• Task objective:
Below are the records; collect from them each line containing the string "year".

(Excerpts from a figure dataset)
==*==
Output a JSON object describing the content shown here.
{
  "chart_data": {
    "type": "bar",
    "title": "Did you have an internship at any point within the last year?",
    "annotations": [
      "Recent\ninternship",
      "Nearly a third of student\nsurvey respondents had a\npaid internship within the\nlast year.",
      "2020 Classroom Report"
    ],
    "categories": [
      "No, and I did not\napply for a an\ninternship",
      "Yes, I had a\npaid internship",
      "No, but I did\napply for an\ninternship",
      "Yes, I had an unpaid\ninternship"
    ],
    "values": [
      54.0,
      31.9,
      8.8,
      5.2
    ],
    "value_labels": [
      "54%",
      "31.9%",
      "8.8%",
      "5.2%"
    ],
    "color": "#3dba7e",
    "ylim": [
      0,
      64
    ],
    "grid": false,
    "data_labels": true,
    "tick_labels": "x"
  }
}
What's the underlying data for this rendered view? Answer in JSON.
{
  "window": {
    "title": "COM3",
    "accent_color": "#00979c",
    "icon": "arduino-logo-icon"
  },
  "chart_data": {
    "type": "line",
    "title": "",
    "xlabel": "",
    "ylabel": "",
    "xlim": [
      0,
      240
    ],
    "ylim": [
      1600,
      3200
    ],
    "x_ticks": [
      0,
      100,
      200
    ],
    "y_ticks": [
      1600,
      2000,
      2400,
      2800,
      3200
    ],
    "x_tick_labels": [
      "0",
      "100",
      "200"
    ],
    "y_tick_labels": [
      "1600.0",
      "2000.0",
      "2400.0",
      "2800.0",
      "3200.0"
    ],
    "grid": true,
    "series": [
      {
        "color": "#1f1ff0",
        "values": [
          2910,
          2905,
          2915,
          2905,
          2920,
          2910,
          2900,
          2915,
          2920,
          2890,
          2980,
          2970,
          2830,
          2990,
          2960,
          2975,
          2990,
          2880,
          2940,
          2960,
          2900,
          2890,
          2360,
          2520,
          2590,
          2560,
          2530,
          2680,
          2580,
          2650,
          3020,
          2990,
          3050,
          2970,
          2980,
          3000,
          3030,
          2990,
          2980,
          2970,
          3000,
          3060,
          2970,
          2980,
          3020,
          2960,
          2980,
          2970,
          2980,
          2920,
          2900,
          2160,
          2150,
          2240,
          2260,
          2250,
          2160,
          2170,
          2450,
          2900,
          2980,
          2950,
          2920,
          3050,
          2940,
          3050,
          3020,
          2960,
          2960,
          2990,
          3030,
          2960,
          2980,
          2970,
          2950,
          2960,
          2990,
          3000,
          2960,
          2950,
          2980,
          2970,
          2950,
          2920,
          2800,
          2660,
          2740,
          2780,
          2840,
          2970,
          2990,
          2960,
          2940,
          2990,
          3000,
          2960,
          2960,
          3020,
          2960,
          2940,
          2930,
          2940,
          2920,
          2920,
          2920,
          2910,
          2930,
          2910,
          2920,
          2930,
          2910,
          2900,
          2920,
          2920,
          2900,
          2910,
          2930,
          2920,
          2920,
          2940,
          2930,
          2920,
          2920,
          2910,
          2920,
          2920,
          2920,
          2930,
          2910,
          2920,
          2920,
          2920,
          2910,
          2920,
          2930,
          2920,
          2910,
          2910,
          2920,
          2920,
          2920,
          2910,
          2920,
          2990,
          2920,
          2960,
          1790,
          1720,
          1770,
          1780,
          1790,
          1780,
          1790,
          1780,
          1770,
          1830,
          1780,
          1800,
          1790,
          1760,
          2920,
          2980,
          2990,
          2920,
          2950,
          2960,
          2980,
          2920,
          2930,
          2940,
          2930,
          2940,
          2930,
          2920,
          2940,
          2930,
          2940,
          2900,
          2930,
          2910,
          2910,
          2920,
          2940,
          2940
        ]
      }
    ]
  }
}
==*==
• Exercise response:
    "title": "Did you have an internship at any point within the last year?",
      "Nearly a third of student\nsurvey respondents had a\npaid internship within the\nlast year.",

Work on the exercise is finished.